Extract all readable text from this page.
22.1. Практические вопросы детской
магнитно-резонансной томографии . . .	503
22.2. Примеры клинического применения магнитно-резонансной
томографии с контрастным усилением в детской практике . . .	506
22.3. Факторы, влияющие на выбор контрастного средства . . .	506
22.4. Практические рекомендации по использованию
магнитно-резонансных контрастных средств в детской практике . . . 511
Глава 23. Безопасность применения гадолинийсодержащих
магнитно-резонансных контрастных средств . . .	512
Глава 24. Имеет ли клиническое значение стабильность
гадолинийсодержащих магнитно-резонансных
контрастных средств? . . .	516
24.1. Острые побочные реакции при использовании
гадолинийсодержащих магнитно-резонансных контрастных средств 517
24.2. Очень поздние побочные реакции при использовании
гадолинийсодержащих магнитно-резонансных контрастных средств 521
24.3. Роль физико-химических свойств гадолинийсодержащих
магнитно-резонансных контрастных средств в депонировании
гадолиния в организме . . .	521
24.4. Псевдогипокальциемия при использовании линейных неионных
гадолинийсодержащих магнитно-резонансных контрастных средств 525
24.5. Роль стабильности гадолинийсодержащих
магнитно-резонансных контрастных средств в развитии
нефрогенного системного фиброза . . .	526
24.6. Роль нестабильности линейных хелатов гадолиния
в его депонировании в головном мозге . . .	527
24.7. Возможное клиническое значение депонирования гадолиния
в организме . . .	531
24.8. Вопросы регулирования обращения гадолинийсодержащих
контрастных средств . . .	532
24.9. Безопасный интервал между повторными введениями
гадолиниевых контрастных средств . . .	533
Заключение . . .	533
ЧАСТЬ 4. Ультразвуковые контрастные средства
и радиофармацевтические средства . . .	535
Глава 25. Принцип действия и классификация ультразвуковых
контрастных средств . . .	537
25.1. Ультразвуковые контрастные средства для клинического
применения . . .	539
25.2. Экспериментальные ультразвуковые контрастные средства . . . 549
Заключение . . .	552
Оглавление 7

> _Exercise brief_
Extract each entry in full, exactly as given.

> _Correct answer_
Extract all readable text from this page.
22.1. Практические вопросы детской
магнитно-резонансной томографии . . .	503
22.2. Примеры клинического применения магнитно-резонансной
томографии с контрастным усилением в детской практике . . .	506
22.3. Факторы, влияющие на выбор контрастного средства . . .	506
22.4. Практические рекомендации по использованию
магнитно-резонансных контрастных средств в детской практике . . . 511
Глава 23. Безопасность применения гадолинийсодержащих
магнитно-резонансных контрастных средств . . .	512
Глава 24. Имеет ли клиническое значение стабильность
гадолинийсодержащих магнитно-резонансных
контрастных средств? . . .	516
24.1. Острые побочные реакции при использовании
гадолинийсодержащих магнитно-резонансных контрастных средств 517
24.2. Очень поздние побочные реакции при использовании
гадолинийсодержащих магнитно-резонансных контрастных средств 521
24.3. Роль физико-химических свойств гадолинийсодержащих
магнитно-резонансных контрастных средств в депонировании
гадолиния в организме . . .	521
24.4. Псевдогипокальциемия при использовании линейных неионных
гадолинийсодержащих магнитно-резонансных контрастных средств 525
24.5. Роль стабильности гадолинийсодержащих
магнитно-резонансных контрастных средств в развитии
нефрогенного системного фиброза . . .	526
24.6. Роль нестабильности линейных хелатов гадолиния
в его депонировании в головном мозге . . .	527
24.7. Возможное клиническое значение депонирования гадолиния
в организме . . .	531
24.8. Вопросы регулирования обращения гадолинийсодержащих
контрастных средств . . .	532
24.9. Безопасный интервал между повторными введениями
гадолиниевых контрастных средств . . .	533
Заключение . . .	533
ЧАСТЬ 4. Ультразвуковые контрастные средства
и радиофармацевтические средства . . .	535
Глава 25. Принцип действия и классификация ультразвуковых
контрастных средств . . .	537
25.1. Ультразвуковые контрастные средства для клинического
применения . . .	539
25.2. Экспериментальные ультразвуковые контрастные средства . . . 549
Заключение . . .	552
Оглавление 7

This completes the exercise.